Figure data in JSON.
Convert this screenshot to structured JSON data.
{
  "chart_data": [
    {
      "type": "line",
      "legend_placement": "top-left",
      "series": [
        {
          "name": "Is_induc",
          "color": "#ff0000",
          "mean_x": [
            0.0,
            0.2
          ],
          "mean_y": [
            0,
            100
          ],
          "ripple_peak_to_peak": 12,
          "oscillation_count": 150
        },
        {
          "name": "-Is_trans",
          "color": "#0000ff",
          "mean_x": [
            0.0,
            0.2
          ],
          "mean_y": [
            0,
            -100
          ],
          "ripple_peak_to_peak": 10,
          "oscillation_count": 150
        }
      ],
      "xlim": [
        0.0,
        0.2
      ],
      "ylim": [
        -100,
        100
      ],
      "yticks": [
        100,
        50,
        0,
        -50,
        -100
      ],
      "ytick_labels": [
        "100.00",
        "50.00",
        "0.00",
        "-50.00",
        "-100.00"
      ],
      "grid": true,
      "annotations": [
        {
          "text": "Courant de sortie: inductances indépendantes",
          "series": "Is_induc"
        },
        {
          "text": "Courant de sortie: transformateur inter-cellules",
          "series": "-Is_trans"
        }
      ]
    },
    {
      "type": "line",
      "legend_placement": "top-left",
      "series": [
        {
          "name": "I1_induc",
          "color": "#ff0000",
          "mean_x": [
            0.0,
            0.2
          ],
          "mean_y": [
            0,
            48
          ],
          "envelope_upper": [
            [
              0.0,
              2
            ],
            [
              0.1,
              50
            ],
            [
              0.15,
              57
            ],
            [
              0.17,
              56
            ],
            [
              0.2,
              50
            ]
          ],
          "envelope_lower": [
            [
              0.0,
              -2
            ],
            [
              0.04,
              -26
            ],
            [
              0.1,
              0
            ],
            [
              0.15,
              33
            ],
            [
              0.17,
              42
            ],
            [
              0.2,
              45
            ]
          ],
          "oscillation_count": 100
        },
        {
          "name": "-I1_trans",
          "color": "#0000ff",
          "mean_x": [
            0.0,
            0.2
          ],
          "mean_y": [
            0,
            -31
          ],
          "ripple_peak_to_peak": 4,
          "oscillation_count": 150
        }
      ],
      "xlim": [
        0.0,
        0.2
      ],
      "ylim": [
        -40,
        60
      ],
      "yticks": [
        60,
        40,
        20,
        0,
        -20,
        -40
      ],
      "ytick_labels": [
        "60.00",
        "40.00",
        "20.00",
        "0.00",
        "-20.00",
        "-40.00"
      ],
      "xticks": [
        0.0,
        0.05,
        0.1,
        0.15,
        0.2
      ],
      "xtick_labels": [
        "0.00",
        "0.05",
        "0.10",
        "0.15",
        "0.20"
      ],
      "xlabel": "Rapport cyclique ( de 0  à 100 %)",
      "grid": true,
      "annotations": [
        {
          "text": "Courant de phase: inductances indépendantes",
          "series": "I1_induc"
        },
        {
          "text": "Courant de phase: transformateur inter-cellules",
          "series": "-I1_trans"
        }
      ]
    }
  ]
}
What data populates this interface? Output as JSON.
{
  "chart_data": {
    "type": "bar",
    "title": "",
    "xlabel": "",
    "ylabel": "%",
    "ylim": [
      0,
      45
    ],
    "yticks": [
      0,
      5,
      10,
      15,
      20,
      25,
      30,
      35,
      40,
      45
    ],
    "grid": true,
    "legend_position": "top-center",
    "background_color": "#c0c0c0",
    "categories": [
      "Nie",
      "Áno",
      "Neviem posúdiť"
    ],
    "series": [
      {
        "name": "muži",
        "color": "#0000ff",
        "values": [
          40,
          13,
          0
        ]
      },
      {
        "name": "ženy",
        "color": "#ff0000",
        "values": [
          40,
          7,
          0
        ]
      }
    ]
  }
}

Exercise. Each line that holds the string "text" counts once; give the total and nothing else.

Result of the task. 4